[Given exercise]
Gather all lines from the material that contain "braised".

[Material to process]

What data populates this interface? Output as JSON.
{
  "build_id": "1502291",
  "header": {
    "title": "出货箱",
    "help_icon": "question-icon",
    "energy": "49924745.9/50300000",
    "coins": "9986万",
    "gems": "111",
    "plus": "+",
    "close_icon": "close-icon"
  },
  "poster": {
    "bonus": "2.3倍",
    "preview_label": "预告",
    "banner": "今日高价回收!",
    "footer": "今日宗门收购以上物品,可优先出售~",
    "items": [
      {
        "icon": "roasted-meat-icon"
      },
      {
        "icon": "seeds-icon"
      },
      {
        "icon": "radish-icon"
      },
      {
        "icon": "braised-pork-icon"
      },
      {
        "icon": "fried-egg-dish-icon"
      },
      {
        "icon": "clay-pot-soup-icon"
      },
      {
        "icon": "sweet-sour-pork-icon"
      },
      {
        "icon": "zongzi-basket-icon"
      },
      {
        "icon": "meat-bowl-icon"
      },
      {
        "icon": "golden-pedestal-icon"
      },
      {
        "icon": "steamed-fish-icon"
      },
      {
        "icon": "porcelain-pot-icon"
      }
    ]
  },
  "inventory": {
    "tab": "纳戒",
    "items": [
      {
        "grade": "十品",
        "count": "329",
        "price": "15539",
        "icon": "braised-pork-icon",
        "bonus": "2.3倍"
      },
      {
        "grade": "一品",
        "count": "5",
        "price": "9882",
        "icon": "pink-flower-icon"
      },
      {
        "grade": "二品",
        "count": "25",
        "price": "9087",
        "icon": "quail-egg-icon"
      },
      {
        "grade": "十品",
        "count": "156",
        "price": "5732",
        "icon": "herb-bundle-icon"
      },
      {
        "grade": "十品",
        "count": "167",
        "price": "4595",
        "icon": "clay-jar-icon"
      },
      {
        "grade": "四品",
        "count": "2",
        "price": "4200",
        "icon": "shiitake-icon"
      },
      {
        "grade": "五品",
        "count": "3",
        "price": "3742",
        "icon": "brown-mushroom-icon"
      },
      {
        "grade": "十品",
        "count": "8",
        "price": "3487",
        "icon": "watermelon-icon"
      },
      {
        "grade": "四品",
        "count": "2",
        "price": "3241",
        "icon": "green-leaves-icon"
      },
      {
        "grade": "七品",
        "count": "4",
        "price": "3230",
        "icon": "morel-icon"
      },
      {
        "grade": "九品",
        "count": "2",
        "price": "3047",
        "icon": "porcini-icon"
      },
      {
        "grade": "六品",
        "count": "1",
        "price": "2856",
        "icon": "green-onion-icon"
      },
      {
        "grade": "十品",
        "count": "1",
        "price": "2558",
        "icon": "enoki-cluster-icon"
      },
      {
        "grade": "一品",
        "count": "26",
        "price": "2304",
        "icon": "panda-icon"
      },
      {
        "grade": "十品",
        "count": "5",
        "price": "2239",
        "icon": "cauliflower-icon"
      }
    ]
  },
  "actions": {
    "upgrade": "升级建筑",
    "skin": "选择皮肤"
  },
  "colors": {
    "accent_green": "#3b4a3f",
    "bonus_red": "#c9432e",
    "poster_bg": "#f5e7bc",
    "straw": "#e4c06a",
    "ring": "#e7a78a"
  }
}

[Exercise result]
        "icon": "braised-pork-icon"
        "icon": "braised-pork-icon",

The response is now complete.